STATED EXERCISE –
Copy out each of the rows below word for word, keeping them in the same order.

DATA IN THIS EXERCISE –
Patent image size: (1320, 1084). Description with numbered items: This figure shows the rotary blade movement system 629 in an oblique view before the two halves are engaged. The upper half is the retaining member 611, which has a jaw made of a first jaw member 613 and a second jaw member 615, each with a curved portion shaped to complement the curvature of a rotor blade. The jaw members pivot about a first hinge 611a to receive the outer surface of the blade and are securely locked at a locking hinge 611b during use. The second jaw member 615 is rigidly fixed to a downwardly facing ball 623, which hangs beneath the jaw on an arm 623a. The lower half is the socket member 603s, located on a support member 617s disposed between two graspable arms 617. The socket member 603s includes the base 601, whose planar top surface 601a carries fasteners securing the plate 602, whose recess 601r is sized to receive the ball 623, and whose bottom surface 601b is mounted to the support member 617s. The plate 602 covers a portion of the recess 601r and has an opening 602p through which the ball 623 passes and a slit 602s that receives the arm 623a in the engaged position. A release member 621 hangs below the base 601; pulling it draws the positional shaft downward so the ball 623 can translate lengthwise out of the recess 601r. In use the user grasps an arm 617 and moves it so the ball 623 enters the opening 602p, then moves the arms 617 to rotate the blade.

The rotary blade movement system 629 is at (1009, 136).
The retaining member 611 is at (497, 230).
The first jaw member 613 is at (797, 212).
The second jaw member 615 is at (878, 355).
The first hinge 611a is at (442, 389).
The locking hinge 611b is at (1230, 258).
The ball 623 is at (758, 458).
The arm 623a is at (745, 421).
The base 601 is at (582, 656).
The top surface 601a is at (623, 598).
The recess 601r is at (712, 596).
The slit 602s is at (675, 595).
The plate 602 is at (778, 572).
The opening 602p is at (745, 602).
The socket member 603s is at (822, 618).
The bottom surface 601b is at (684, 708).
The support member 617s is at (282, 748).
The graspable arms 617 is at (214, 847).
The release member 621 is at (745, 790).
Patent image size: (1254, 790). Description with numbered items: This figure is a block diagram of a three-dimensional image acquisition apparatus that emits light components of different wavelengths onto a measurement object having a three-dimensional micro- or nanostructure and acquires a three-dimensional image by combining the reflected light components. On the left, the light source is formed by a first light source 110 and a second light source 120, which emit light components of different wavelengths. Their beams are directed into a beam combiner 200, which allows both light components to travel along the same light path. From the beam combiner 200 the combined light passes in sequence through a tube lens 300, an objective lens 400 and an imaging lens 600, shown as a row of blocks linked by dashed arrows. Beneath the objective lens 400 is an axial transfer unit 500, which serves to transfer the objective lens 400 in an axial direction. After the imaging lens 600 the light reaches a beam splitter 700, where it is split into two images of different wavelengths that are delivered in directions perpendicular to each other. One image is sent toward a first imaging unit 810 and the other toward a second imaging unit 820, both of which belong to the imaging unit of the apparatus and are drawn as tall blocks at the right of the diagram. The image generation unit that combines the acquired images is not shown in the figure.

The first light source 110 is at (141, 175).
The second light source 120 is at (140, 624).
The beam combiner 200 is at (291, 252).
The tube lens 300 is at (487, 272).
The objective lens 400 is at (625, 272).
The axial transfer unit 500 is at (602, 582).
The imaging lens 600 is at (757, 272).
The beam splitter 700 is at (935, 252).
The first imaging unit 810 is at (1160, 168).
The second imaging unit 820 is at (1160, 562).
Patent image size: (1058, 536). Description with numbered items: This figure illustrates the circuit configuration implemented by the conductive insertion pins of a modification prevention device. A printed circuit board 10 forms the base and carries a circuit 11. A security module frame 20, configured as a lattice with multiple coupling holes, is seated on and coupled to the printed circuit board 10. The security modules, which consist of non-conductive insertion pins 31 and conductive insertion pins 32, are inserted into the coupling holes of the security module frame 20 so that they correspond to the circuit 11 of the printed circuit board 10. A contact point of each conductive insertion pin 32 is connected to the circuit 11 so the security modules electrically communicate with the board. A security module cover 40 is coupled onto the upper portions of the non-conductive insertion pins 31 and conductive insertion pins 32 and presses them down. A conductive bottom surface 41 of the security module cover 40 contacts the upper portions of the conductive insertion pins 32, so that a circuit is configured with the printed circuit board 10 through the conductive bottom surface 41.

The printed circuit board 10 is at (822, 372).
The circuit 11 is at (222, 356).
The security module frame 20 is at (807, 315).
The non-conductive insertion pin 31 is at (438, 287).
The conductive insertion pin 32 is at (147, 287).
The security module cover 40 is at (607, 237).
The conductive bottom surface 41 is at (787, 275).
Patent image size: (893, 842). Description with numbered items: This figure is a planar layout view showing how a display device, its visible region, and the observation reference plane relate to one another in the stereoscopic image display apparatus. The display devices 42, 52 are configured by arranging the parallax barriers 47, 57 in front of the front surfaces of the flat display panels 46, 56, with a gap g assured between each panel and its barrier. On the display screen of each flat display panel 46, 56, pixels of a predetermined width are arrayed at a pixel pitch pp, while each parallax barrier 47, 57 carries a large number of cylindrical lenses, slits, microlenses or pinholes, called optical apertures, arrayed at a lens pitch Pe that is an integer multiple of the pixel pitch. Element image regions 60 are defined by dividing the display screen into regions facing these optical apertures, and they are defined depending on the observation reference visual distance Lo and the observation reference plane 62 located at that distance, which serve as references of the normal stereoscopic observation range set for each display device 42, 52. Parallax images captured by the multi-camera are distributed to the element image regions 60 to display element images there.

ANSWER –
Patent image size: (1320, 1084). Description with numbered items: This figure shows the rotary blade movement system 629 in an oblique view before the two halves are engaged. The upper half is the retaining member 611, which has a jaw made of a first jaw member 613 and a second jaw member 615, each with a curved portion shaped to complement the curvature of a rotor blade. The jaw members pivot about a first hinge 611a to receive the outer surface of the blade and are securely locked at a locking hinge 611b during use. The second jaw member 615 is rigidly fixed to a downwardly facing ball 623, which hangs beneath the jaw on an arm 623a. The lower half is the socket member 603s, located on a support member 617s disposed between two graspable arms 617. The socket member 603s includes the base 601, whose planar top surface 601a carries fasteners securing the plate 602, whose recess 601r is sized to receive the ball 623, and whose bottom surface 601b is mounted to the support member 617s. The plate 602 covers a portion of the recess 601r and has an opening 602p through which the ball 623 passes and a slit 602s that receives the arm 623a in the engaged position. A release member 621 hangs below the base 601; pulling it draws the positional shaft downward so the ball 623 can translate lengthwise out of the recess 601r. In use the user grasps an arm 617 and moves it so the ball 623 enters the opening 602p, then moves the arms 617 to rotate the blade.

The rotary blade movement system 629 is at (1009, 136).
The retaining member 611 is at (497, 230).
The first jaw member 613 is at (797, 212).
The second jaw member 615 is at (878, 355).
The first hinge 611a is at (442, 389).
The locking hinge 611b is at (1230, 258).
The ball 623 is at (758, 458).
The arm 623a is at (745, 421).
The base 601 is at (582, 656).
The top surface 601a is at (623, 598).
The recess 601r is at (712, 596).
The slit 602s is at (675, 595).
The plate 602 is at (778, 572).
The opening 602p is at (745, 602).
The socket member 603s is at (822, 618).
The bottom surface 601b is at (684, 708).
The support member 617s is at (282, 748).
The graspable arms 617 is at (214, 847).
The release member 621 is at (745, 790).
Patent image size: (1254, 790). Description with numbered items: This figure is a block diagram of a three-dimensional image acquisition apparatus that emits light components of different wavelengths onto a measurement object having a three-dimensional micro- or nanostructure and acquires a three-dimensional image by combining the reflected light components. On the left, the light source is formed by a first light source 110 and a second light source 120, which emit light components of different wavelengths. Their beams are directed into a beam combiner 200, which allows both light components to travel along the same light path. From the beam combiner 200 the combined light passes in sequence through a tube lens 300, an objective lens 400 and an imaging lens 600, shown as a row of blocks linked by dashed arrows. Beneath the objective lens 400 is an axial transfer unit 500, which serves to transfer the objective lens 400 in an axial direction. After the imaging lens 600 the light reaches a beam splitter 700, where it is split into two images of different wavelengths that are delivered in directions perpendicular to each other. One image is sent toward a first imaging unit 810 and the other toward a second imaging unit 820, both of which belong to the imaging unit of the apparatus and are drawn as tall blocks at the right of the diagram. The image generation unit that combines the acquired images is not shown in the figure.

The first light source 110 is at (141, 175).
The second light source 120 is at (140, 624).
The beam combiner 200 is at (291, 252).
The tube lens 300 is at (487, 272).
The objective lens 400 is at (625, 272).
The axial transfer unit 500 is at (602, 582).
The imaging lens 600 is at (757, 272).
The beam splitter 700 is at (935, 252).
The first imaging unit 810 is at (1160, 168).
The second imaging unit 820 is at (1160, 562).
Patent image size: (1058, 536). Description with numbered items: This figure illustrates the circuit configuration implemented by the conductive insertion pins of a modification prevention device. A printed circuit board 10 forms the base and carries a circuit 11. A security module frame 20, configured as a lattice with multiple coupling holes, is seated on and coupled to the printed circuit board 10. The security modules, which consist of non-conductive insertion pins 31 and conductive insertion pins 32, are inserted into the coupling holes of the security module frame 20 so that they correspond to the circuit 11 of the printed circuit board 10. A contact point of each conductive insertion pin 32 is connected to the circuit 11 so the security modules electrically communicate with the board. A security module cover 40 is coupled onto the upper portions of the non-conductive insertion pins 31 and conductive insertion pins 32 and presses them down. A conductive bottom surface 41 of the security module cover 40 contacts the upper portions of the conductive insertion pins 32, so that a circuit is configured with the printed circuit board 10 through the conductive bottom surface 41.

The printed circuit board 10 is at (822, 372).
The circuit 11 is at (222, 356).
The security module frame 20 is at (807, 315).
The non-conductive insertion pin 31 is at (438, 287).
The conductive insertion pin 32 is at (147, 287).
The security module cover 40 is at (607, 237).
The conductive bottom surface 41 is at (787, 275).
Patent image size: (893, 842). Description with numbered items: This figure is a planar layout view showing how a display device, its visible region, and the observation reference plane relate to one another in the stereoscopic image display apparatus. The display devices 42, 52 are configured by arranging the parallax barriers 47, 57 in front of the front surfaces of the flat display panels 46, 56, with a gap g assured between each panel and its barrier. On the display screen of each flat display panel 46, 56, pixels of a predetermined width are arrayed at a pixel pitch pp, while each parallax barrier 47, 57 carries a large number of cylindrical lenses, slits, microlenses or pinholes, called optical apertures, arrayed at a lens pitch Pe that is an integer multiple of the pixel pitch. Element image regions 60 are defined by dividing the display screen into regions facing these optical apertures, and they are defined depending on the observation reference visual distance Lo and the observation reference plane 62 located at that distance, which serve as references of the normal stereoscopic observation range set for each display device 42, 52. Parallax images captured by the multi-camera are distributed to the element image regions 60 to display element images there.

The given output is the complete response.